Exercise prompt -> Switch "Board" to "Council" in the entries below, starting at the line containing "quote-line: does not" and stopping after the line containing "quote-line: best interests". Give only those lines, with nothing else changed.

>>>>>

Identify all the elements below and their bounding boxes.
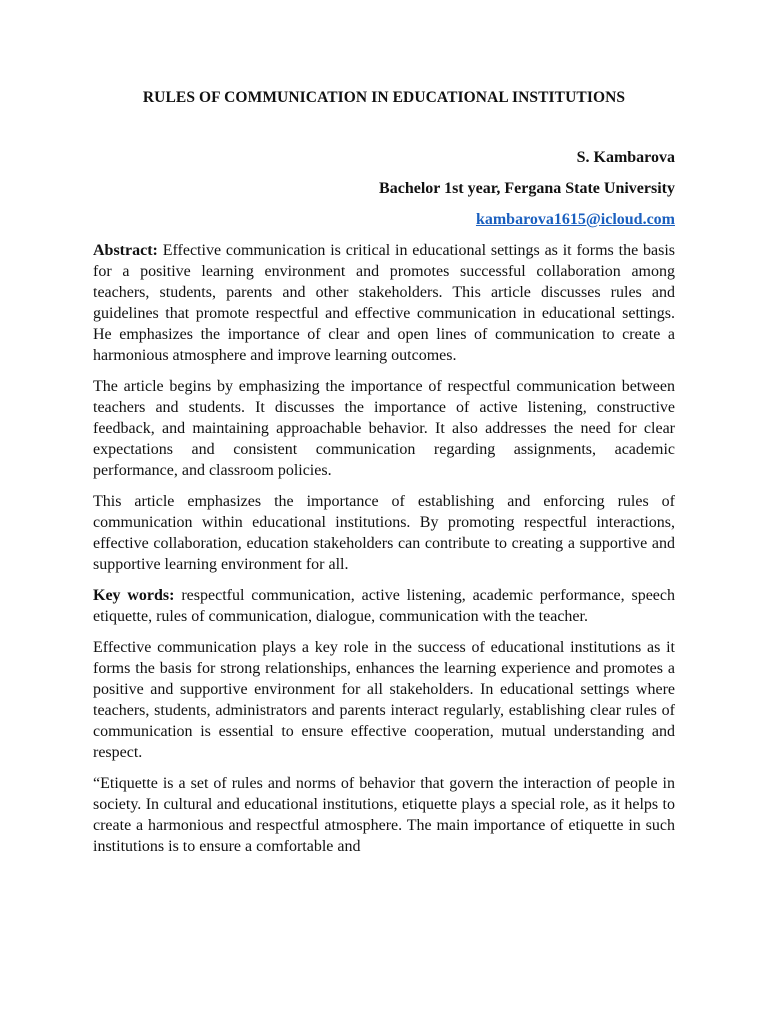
body-paragraph-6: “Etiquette is a set of rules and norms of behavior that govern the interaction of people in society. In cultural and educational institutions, etiquette plays a special role, as it helps to create a harmonious and respectful atmosphere. The main importance of etiquette in such institutions is to ensure a comfortable and	[93, 775, 675, 855]
author-block	[93, 148, 675, 230]
author-affiliation: Bachelor 1st year, Fergana State University	[379, 180, 675, 197]
keywords-label: Key words:	[93, 587, 175, 604]
author-name: S. Kambarova	[576, 149, 675, 166]
body-paragraph-2: The article begins by emphasizing the importance of respectful communication between teachers and students. It discusses the importance of active listening, constructive feedback, and maintaining approachable behavior. It also addresses the need for clear expectations and consistent communication regarding assignments, academic performance, and classroom policies.	[93, 378, 675, 479]
document-page	[93, 88, 675, 867]
keywords-paragraph	[93, 585, 675, 627]
abstract-text: Effective communication is critical in educational settings as it forms the basis for a positive learning environment and promotes successful collaboration among teachers, students, parents and other stakeholders. This article discusses rules and guidelines that promote respectful and effective communication in educational settings. He emphasizes the importance of clear and open lines of communication to create a harmonious atmosphere and improve learning outcomes.	[93, 242, 675, 364]
keywords-text: respectful communication, active listening, academic performance, speech etiquette, rules of communication, dialogue, communication with the teacher.	[93, 587, 676, 625]
body-paragraph-3: This article emphasizes the importance of establishing and enforcing rules of communication within educational institutions. By promoting respectful interactions, effective collaboration, education stakeholders can contribute to creating a supportive and supportive learning environment for all.	[93, 493, 675, 573]
body-paragraph-5: Effective communication plays a key role in the success of educational institutions as it forms the basis for strong relationships, enhances the learning experience and promotes a positive and supportive environment for all stakeholders. In educational settings where teachers, students, administrators and parents interact regularly, establishing clear rules of communication is essential to ensure effective cooperation, mutual understanding and respect.	[93, 639, 675, 761]
author-email-link[interactable]: kambarova1615@icloud.com	[475, 211, 675, 228]
abstract-paragraph	[93, 240, 675, 366]
paper-title: RULES OF COMMUNICATION IN EDUCATIONAL INSTITUTIONS	[142, 89, 626, 106]
abstract-label: Abstract:	[93, 242, 158, 259]
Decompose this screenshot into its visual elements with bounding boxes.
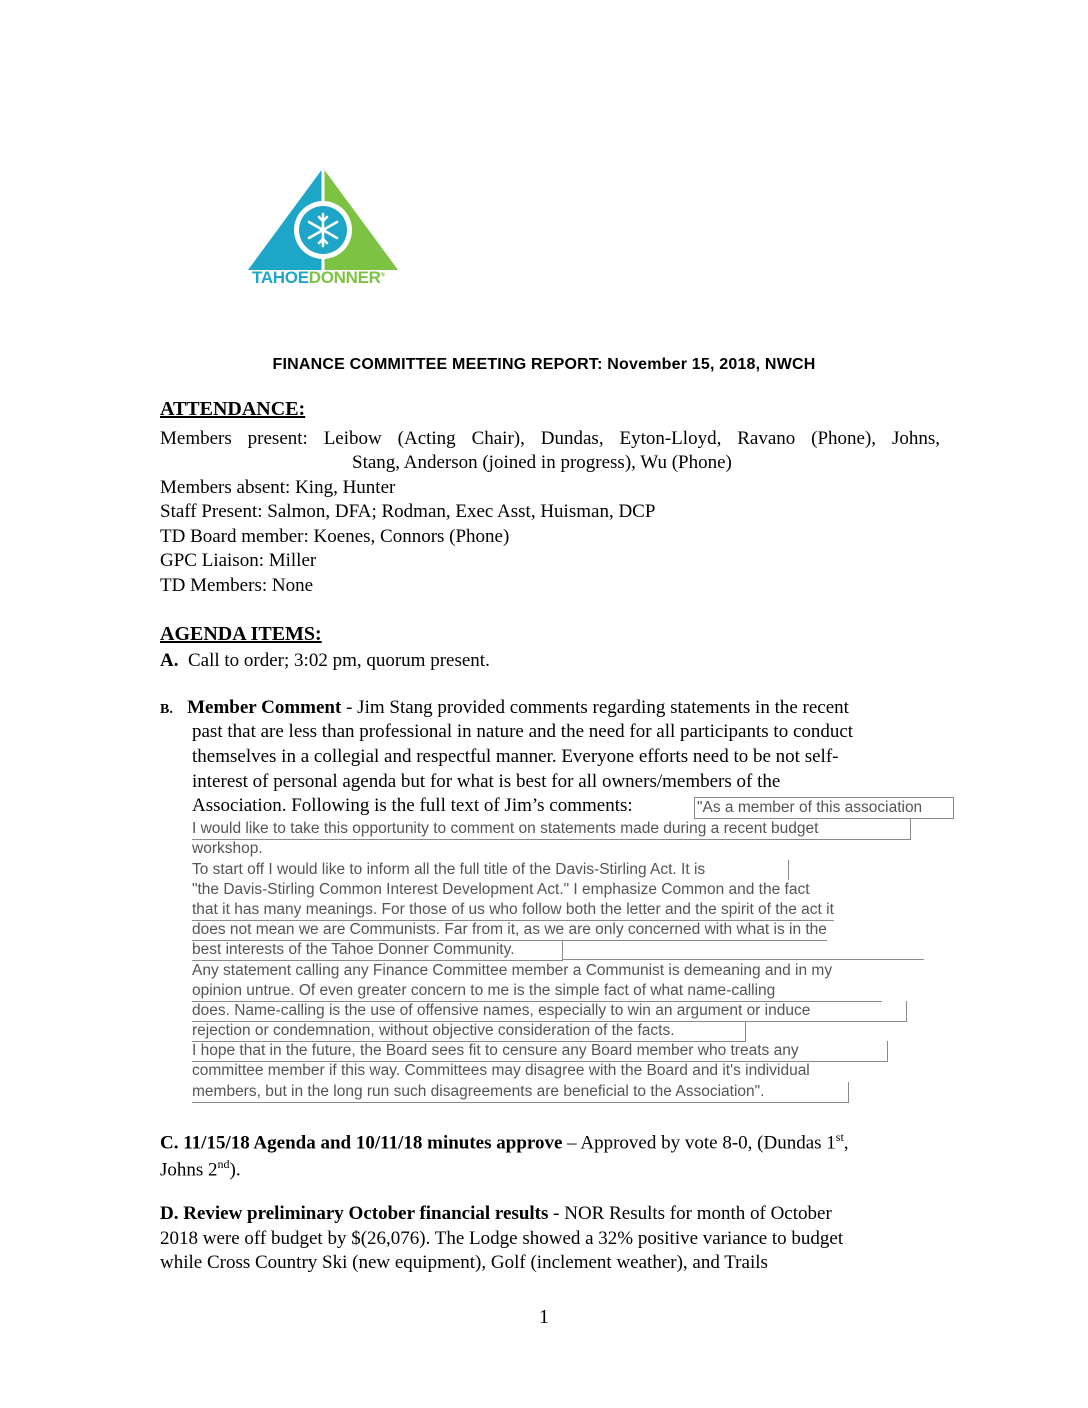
quote-line: does not mean we are Communists. Far from it, as we are only concerned with what is in the xyxy=(192,920,827,941)
quote-line: committee member if this way. Committees may disagree with the Board and it's individual xyxy=(192,1062,810,1079)
quote-line: does. Name-calling is the use of offensive names, especially to win an argument or induce xyxy=(192,1001,907,1022)
quote-line: workshop. xyxy=(192,840,263,857)
attendance-heading: ATTENDANCE: xyxy=(160,398,306,420)
quote-divider xyxy=(562,959,924,960)
quote-line: best interests of the Tahoe Donner Community. xyxy=(192,940,563,961)
quote-line: "the Davis-Stirling Common Interest Development Act." I emphasize Common and the fact xyxy=(192,881,810,898)
agenda-item-d-line1: D. Review preliminary October financial results - NOR Results for month of October xyxy=(160,1203,832,1224)
quote-line: rejection or condemnation, without objective consideration of the facts. xyxy=(192,1021,746,1042)
board-member: TD Board member: Koenes, Connors (Phone) xyxy=(160,526,510,547)
quote-line: opinion untrue. Of even greater concern to me is the simple fact of what name-calling xyxy=(192,981,882,1002)
quote-line: that it has many meanings. For those of us who follow both the letter and the spirit of the act it xyxy=(192,900,834,921)
agenda-item-b-line2: past that are less than professional in nature and the need for all participants to conduct xyxy=(192,721,854,742)
quote-line: I hope that in the future, the Board sees fit to censure any Board member who treats any xyxy=(192,1041,888,1062)
agenda-item-c-line1: C. 11/15/18 Agenda and 10/11/18 minutes approve – Approved by vote 8-0, (Dundas 1st, xyxy=(160,1130,849,1154)
logo-wordmark: TAHOEDONNER® xyxy=(252,268,385,287)
agenda-heading: AGENDA ITEMS: xyxy=(160,623,322,645)
agenda-item-a: A. Call to order; 3:02 pm, quorum present. xyxy=(160,650,490,671)
td-members: TD Members: None xyxy=(160,575,314,596)
agenda-item-b-line3: themselves in a collegial and respectful manner. Everyone efforts need to be not self- xyxy=(192,746,839,767)
quote-line: "As a member of this association xyxy=(694,797,954,819)
report-title: FINANCE COMMITTEE MEETING REPORT: November 15, 2018, NWCH xyxy=(272,356,816,373)
quote-line: Any statement calling any Finance Committee member a Communist is demeaning and in my xyxy=(192,962,833,979)
members-present-line1: Members present: Leibow (Acting Chair), Dundas, Eyton-Lloyd, Ravano (Phone), Johns, xyxy=(160,428,940,449)
quote-line: members, but in the long run such disagreements are beneficial to the Association". xyxy=(192,1082,849,1103)
quote-line: I would like to take this opportunity to comment on statements made during a recent budget xyxy=(192,819,911,840)
gpc-liaison: GPC Liaison: Miller xyxy=(160,550,317,571)
members-absent: Members absent: King, Hunter xyxy=(160,477,396,498)
agenda-item-d-line2: 2018 were off budget by $(26,076). The Lodge showed a 32% positive variance to budget xyxy=(160,1228,844,1249)
agenda-item-c-line2: Johns 2nd). xyxy=(160,1157,241,1181)
agenda-item-b-line1: B. Member Comment - Jim Stang provided comments regarding statements in the recent xyxy=(160,697,849,718)
agenda-item-d-line3: while Cross Country Ski (new equipment), Golf (inclement weather), and Trails xyxy=(160,1252,768,1273)
agenda-item-b-line4: interest of personal agenda but for what is best for all owners/members of the xyxy=(192,771,781,792)
page-number: 1 xyxy=(539,1306,549,1328)
members-present-line2: Stang, Anderson (joined in progress), Wu (Phone) xyxy=(352,452,732,473)
agenda-item-b-line5: Association. Following is the full text of Jim’s comments: xyxy=(192,795,633,816)
staff-present: Staff Present: Salmon, DFA; Rodman, Exec Asst, Huisman, DCP xyxy=(160,501,656,522)
quote-line: To start off I would like to inform all the full title of the Davis-Stirling Act. It is xyxy=(192,860,789,880)
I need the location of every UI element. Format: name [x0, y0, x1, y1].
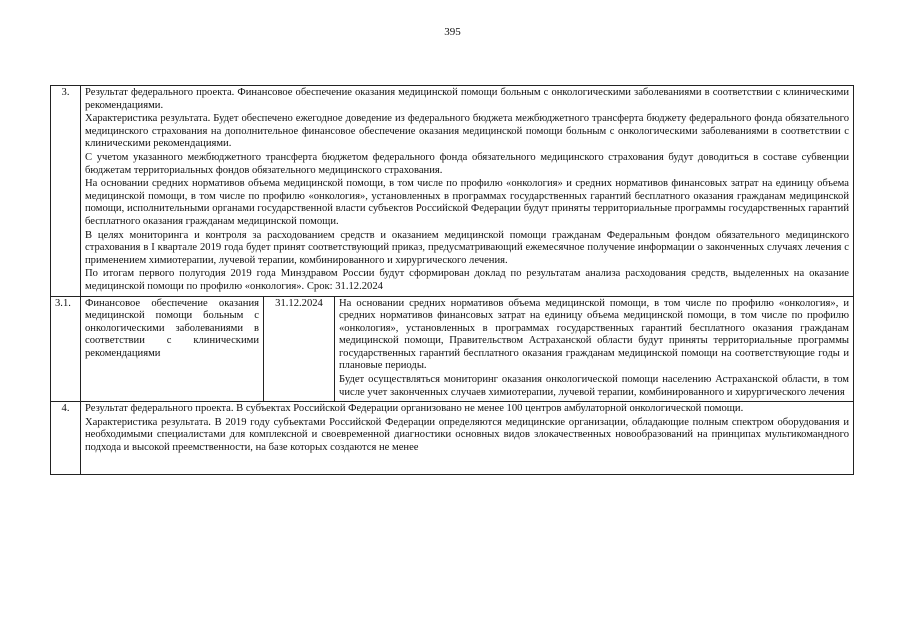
table-row-4	[51, 402, 854, 475]
task-name-text: Финансовое обеспечение оказания медицинской помощи больным с онкологическими заболеваниями в соответствии с клиническими рекомендациями	[85, 297, 259, 359]
paragraph: Будет осуществляться мониторинг оказания онкологической помощи населению Астраханской области, в том числе учет законченных случаев химиотерапии, лучевой терапии, комбинированного и хирургического лечения	[339, 374, 850, 398]
paragraph: По итогам первого полугодия 2019 года Минздравом России будут сформирован доклад по результатам анализа расходования средств, выделенных на оказание медицинской помощи по профилю «онкология». Срок: 31.12.2024	[85, 268, 850, 292]
paragraph: Результат федерального проекта. Финансовое обеспечение оказания медицинской помощи больным с онкологическими заболеваниями в соответствии с клиническими рекомендациями.	[85, 87, 850, 111]
row-number: 3.1.	[51, 296, 81, 402]
row-content	[81, 86, 854, 297]
paragraph: На основании средних нормативов объема медицинской помощи, в том числе по профилю «онкология», и средних нормативов финансовых затрат на единицу объема медицинской помощи, в том числе по профилю «онкология», установленных в программах государственных гарантий бесплатного оказания гражданам медицинской помощи, Правительством Астраханской области будут приняты территориальные программы государственных гарантий бесплатного оказания гражданам медицинской помощи на соответствующие годы и плановые периоды.	[339, 297, 850, 372]
document-table	[50, 85, 854, 475]
paragraph: С учетом указанного межбюджетного трансферта бюджетом федерального фонда обязательного медицинского страхования будут доводиться в составе субвенции бюджетам территориальных фондов обязательного медицинского страхования.	[85, 151, 850, 176]
paragraph: В целях мониторинга и контроля за расходованием средств и оказанием медицинской помощи гражданам Федеральным фондом обязательного медицинского страхования в I квартале 2019 года будет принят соответствующий приказ, предусматривающий ежемесячное получение информации о законченных случаях лечения с применением химиотерапии, лучевой терапии, комбинированного и хирургического лечения.	[85, 229, 850, 266]
task-name	[81, 296, 264, 402]
row-number: 4.	[51, 402, 81, 475]
paragraph: Результат федерального проекта. В субъектах Российской Федерации организовано не менее 100 центров амбулаторной онкологической помощи.	[85, 403, 744, 415]
row-number: 3.	[51, 86, 81, 297]
deadline-date: 31.12.2024	[264, 296, 335, 402]
table-row-3	[51, 86, 854, 297]
paragraph: На основании средних нормативов объема медицинской помощи, в том числе по профилю «онкология» и средних нормативов финансовых затрат на единицу объема медицинской помощи, в том числе по профилю «онкология», установленных в программах государственных гарантий бесплатного оказания гражданам медицинской помощи, исполнительными органами государственной власти субъектов Российской Федерации будут приняты территориальные программы государственных гарантий бесплатного оказания гражданам медицинской помощи.	[85, 178, 850, 227]
paragraph: Характеристика результата. Будет обеспечено ежегодное доведение из федерального бюджета межбюджетного трансферта бюджету федерального фонда обязательного медицинского страхования на дополнительное финансовое обеспечение оказания медицинской помощи больным с онкологическими заболеваниями в соответствии с клиническими рекомендациями.	[85, 113, 850, 150]
row-content	[81, 402, 854, 475]
page-number: 395	[444, 26, 461, 38]
row-content-clip	[85, 403, 849, 472]
task-description	[335, 296, 854, 402]
paragraph: Характеристика результата. В 2019 году субъектами Российской Федерации определяются медицинские организации, обладающие полным спектром оборудования и необходимыми специалистами для комплексной и своевременной диагностики основных видов злокачественных новообразований на принципах мультикомандного подхода и высокой преемственности, на базе которых создаются не менее	[85, 416, 850, 454]
table-row-3-1	[51, 296, 854, 402]
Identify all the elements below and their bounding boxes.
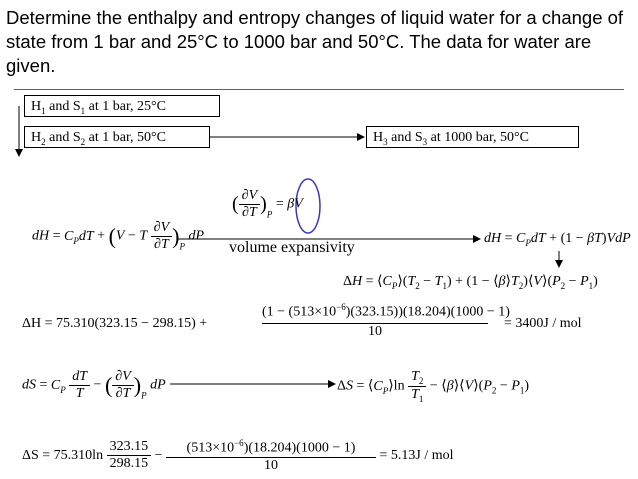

<<<<<

Answer to the problem ->
quote-line: does not mean we are Communists. Far from it, as we are only concerned with what is in the xyxy=(192,920,827,941)
quote-line: committee member if this way. Committees may disagree with the Council and it's individual xyxy=(192,1062,810,1079)
quote-line: does. Name-calling is the use of offensive names, especially to win an argument or induce xyxy=(192,1001,907,1022)
quote-line: workshop. xyxy=(192,840,263,857)
attendance-heading: ATTENDANCE: xyxy=(160,398,306,420)
quote-divider xyxy=(562,959,924,960)
quote-line: best interests of the Tahoe Donner Community. xyxy=(192,940,563,961)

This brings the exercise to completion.